■ Records:
######
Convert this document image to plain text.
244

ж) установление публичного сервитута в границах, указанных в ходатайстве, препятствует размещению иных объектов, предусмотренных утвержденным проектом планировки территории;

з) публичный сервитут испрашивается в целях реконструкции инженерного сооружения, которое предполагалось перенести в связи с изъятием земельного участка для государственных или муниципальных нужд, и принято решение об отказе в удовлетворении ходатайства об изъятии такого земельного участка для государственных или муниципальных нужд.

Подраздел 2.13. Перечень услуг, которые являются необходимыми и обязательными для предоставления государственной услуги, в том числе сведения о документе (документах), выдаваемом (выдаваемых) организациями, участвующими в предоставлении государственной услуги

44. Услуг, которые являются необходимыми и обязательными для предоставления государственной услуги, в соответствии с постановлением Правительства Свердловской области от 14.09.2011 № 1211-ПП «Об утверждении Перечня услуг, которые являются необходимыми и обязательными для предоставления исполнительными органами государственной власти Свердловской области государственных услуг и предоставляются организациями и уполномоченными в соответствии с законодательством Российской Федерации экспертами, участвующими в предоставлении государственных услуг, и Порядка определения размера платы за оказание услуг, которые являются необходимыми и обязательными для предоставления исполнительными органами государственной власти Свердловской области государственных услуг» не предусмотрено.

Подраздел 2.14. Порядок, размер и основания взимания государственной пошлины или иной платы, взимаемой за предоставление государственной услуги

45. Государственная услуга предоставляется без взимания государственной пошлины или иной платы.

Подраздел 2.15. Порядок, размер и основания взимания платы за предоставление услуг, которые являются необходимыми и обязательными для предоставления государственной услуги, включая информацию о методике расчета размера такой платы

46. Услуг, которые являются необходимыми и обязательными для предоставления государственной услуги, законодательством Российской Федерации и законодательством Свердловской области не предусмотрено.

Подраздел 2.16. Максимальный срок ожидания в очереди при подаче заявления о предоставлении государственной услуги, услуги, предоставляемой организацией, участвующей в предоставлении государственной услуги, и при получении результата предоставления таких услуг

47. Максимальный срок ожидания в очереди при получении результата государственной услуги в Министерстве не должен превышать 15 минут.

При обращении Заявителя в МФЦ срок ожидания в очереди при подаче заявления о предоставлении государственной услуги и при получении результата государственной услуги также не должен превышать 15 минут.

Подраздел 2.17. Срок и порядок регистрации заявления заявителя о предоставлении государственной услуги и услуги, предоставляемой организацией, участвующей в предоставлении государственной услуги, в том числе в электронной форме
######
■ The exercise: Using the listing above, gather each line that holds the string "пошлины" and copy it.

■ Answer:
Подраздел 2.14. Порядок, размер и основания взимания государственной пошлины или иной платы, взимаемой за предоставление государственной услуги
45. Государственная услуга предоставляется без взимания государственной пошлины или иной платы.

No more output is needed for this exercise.